• **Description of the task**: Find the word "Лист" in the data. Return every line where it appears.

• **Task data**:

===

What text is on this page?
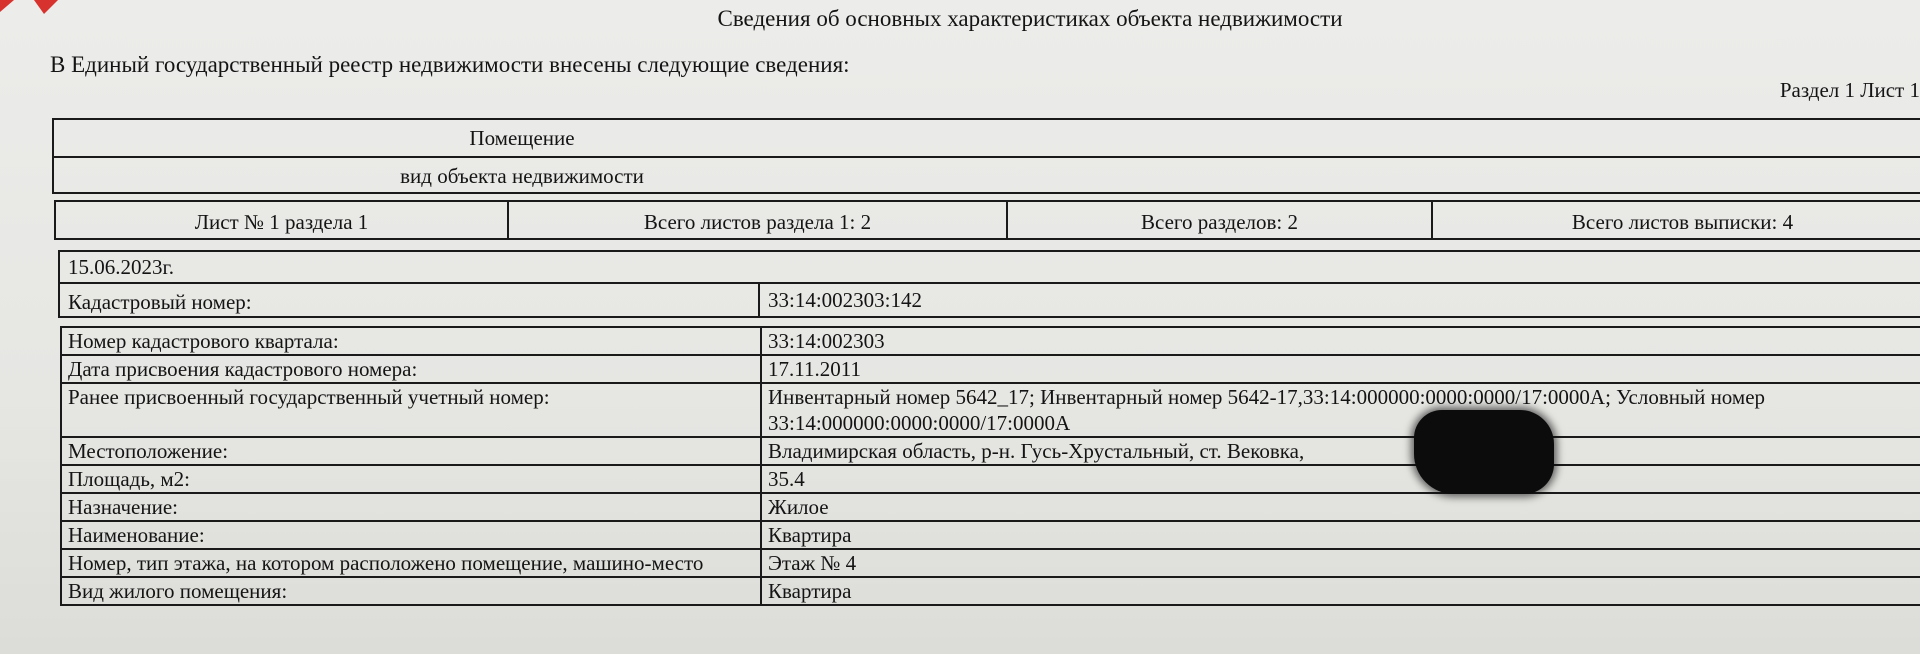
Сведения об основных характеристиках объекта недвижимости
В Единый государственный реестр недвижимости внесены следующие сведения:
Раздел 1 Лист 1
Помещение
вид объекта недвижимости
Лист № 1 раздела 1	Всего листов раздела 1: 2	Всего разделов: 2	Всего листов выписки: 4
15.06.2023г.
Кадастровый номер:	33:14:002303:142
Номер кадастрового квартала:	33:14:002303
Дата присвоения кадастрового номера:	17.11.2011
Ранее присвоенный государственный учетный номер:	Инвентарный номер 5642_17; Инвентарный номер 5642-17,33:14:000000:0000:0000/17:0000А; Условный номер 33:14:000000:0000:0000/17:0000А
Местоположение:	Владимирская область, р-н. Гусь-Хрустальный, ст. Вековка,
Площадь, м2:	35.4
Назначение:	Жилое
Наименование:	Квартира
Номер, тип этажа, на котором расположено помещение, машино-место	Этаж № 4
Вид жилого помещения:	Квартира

===

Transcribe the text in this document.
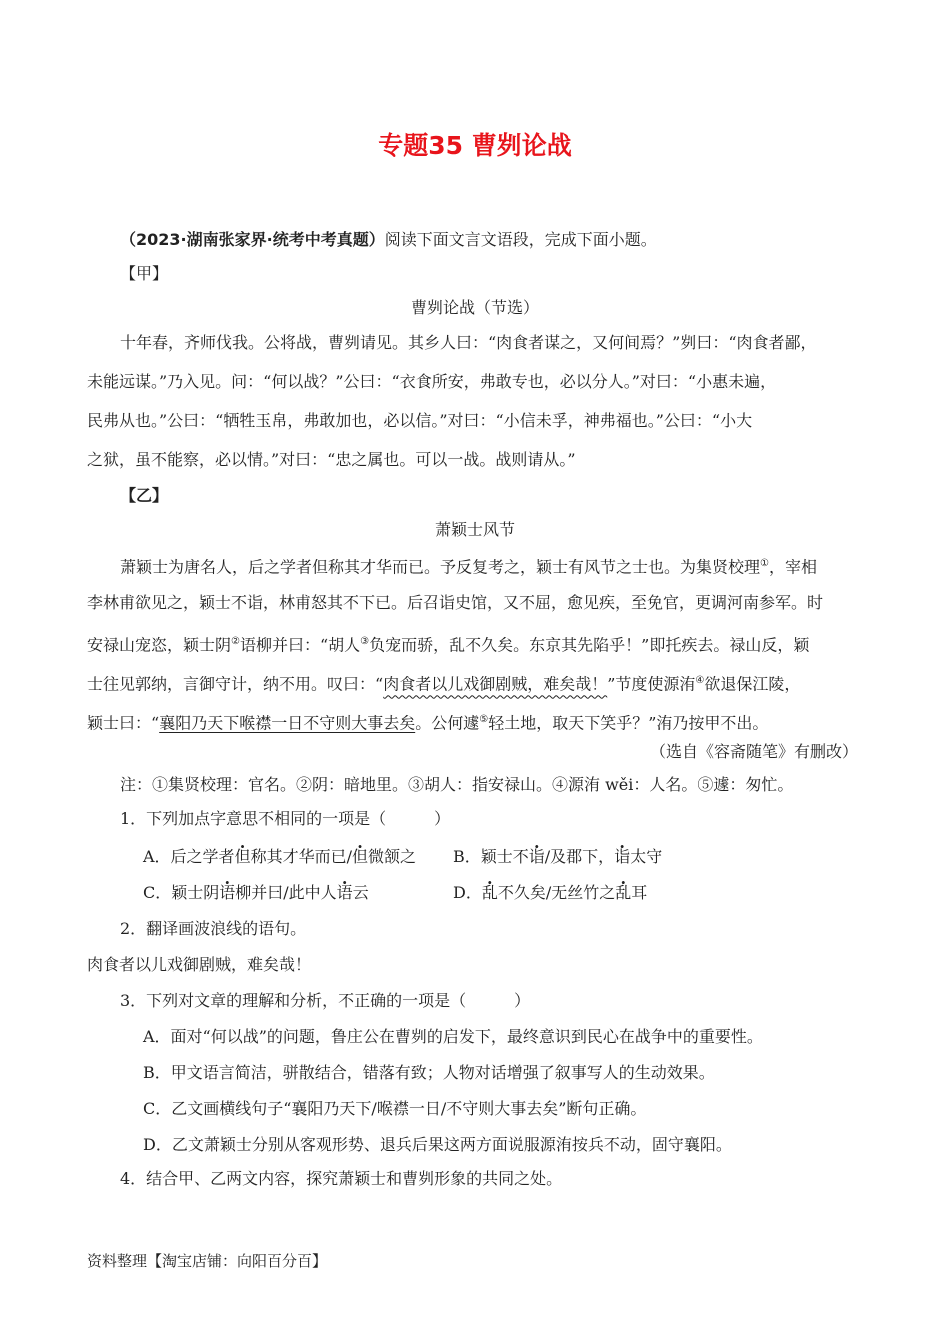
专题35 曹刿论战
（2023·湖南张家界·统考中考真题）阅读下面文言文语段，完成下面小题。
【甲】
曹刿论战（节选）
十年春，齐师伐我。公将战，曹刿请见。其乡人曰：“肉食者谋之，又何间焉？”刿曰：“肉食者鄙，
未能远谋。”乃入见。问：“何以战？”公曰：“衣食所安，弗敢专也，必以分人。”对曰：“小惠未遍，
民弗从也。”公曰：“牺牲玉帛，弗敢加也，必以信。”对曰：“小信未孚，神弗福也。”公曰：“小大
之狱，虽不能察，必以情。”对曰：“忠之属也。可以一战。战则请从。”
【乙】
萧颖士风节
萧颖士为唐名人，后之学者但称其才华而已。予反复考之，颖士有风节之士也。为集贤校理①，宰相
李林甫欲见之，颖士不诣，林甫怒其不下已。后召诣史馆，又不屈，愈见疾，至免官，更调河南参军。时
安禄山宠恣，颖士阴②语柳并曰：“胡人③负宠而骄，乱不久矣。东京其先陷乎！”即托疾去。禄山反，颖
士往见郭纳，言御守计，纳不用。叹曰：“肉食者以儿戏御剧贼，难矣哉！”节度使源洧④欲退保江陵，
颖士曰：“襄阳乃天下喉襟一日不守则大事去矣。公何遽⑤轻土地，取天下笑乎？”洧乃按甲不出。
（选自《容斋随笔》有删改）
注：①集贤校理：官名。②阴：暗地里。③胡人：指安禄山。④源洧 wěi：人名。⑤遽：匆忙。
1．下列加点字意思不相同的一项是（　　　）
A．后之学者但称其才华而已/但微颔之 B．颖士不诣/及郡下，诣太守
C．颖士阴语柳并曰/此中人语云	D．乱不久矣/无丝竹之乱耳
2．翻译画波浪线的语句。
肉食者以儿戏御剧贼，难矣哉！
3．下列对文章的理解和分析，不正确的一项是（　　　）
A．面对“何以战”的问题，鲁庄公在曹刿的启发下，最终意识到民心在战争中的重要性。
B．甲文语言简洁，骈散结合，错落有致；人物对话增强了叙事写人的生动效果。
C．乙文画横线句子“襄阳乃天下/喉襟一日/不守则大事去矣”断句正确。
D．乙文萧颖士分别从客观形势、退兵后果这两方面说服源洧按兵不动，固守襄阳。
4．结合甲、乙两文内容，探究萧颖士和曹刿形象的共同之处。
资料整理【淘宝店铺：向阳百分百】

===

• **Exercise answer**:
Раздел 1 Лист 1
Лист № 1 раздела 1	Всего листов раздела 1: 2	Всего разделов: 2	Всего листов выписки: 4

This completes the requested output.